- _Problem to work on_:
Copy each line where the word "title" occurs.

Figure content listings
(begin)
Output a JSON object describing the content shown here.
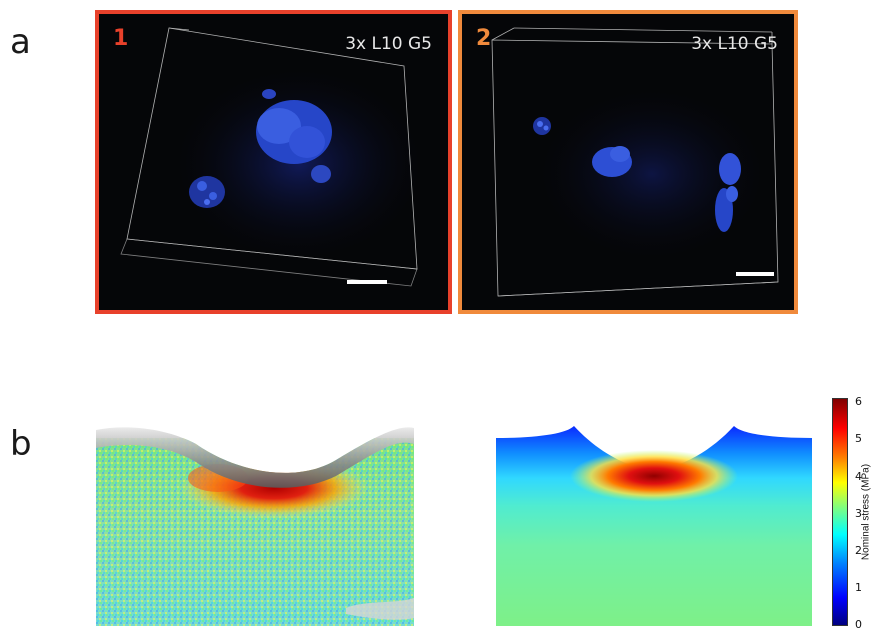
{
  "figure": {
    "panel_a": {
      "letter": "a",
      "images": [
        {
          "number": "1",
          "label": "3x L10 G5",
          "frame_color": "#e8412b"
        },
        {
          "number": "2",
          "label": "3x L10 G5",
          "frame_color": "#f08a3c"
        }
      ]
    },
    "panel_b": {
      "letter": "b",
      "colorbar": {
        "title": "Nominal stress (MPa)",
        "min": 0,
        "max": 6,
        "ticks": [
          "0",
          "1",
          "2",
          "3",
          "4",
          "5",
          "6"
        ],
        "colormap": "jet"
      }
    }
  }
}
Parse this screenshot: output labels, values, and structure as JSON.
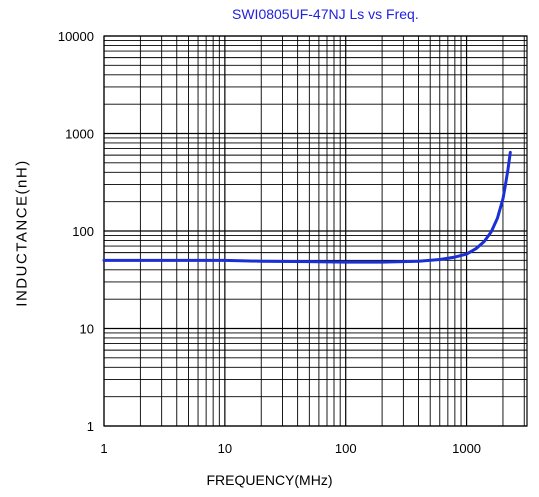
{
  "chart_data": {
    "type": "line",
    "title": "SWI0805UF-47NJ Ls vs Freq.",
    "xlabel": "FREQUENCY(MHz)",
    "ylabel": "INDUCTANCE(nH)",
    "xscale": "log",
    "yscale": "log",
    "xlim": [
      1,
      3162
    ],
    "ylim": [
      1,
      10000
    ],
    "xticks": [
      1,
      10,
      100,
      1000
    ],
    "xtick_labels": [
      "1",
      "10",
      "100",
      "1000"
    ],
    "yticks": [
      1,
      10,
      100,
      1000,
      10000
    ],
    "ytick_labels": [
      "1",
      "10",
      "100",
      "1000",
      "10000"
    ],
    "grid": true,
    "series_color": "#1a2fd6",
    "series": [
      {
        "x": [
          1,
          1.5,
          2,
          3,
          5,
          10,
          20,
          50,
          100,
          200,
          400,
          600,
          800,
          1000,
          1200,
          1400,
          1600,
          1800,
          2000,
          2100,
          2200,
          2300
        ],
        "y": [
          50,
          50,
          50,
          50,
          50,
          50,
          49,
          48.5,
          48,
          48,
          49,
          51,
          54,
          58,
          66,
          78,
          98,
          135,
          215,
          300,
          430,
          640
        ]
      }
    ]
  }
}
(end)
- _Result below_:
        "title": "Nominal stress (MPa)",
    "title": "SWI0805UF-47NJ Ls vs Freq.",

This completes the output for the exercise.